▶ [Required task]
Write each record again exactly as it stands.

Records from a data source
|---|

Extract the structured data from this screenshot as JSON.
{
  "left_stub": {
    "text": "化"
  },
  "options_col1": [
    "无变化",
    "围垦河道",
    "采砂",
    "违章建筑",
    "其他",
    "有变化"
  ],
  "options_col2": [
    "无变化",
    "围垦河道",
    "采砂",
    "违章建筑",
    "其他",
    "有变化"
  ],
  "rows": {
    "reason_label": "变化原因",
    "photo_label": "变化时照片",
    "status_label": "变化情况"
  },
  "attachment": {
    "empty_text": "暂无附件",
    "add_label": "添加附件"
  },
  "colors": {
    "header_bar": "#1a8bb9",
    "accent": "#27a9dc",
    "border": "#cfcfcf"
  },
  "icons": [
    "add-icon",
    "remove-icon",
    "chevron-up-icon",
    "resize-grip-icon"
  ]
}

|---|

▶ [Written solution]
Extract the structured data from this screenshot as JSON.
{
  "left_stub": {
    "text": "化"
  },
  "options_col1": [
    "无变化",
    "围垦河道",
    "采砂",
    "违章建筑",
    "其他",
    "有变化"
  ],
  "options_col2": [
    "无变化",
    "围垦河道",
    "采砂",
    "违章建筑",
    "其他",
    "有变化"
  ],
  "rows": {
    "reason_label": "变化原因",
    "photo_label": "变化时照片",
    "status_label": "变化情况"
  },
  "attachment": {
    "empty_text": "暂无附件",
    "add_label": "添加附件"
  },
  "colors": {
    "header_bar": "#1a8bb9",
    "accent": "#27a9dc",
    "border": "#cfcfcf"
  },
  "icons": [
    "add-icon",
    "remove-icon",
    "chevron-up-icon",
    "resize-grip-icon"
  ]
}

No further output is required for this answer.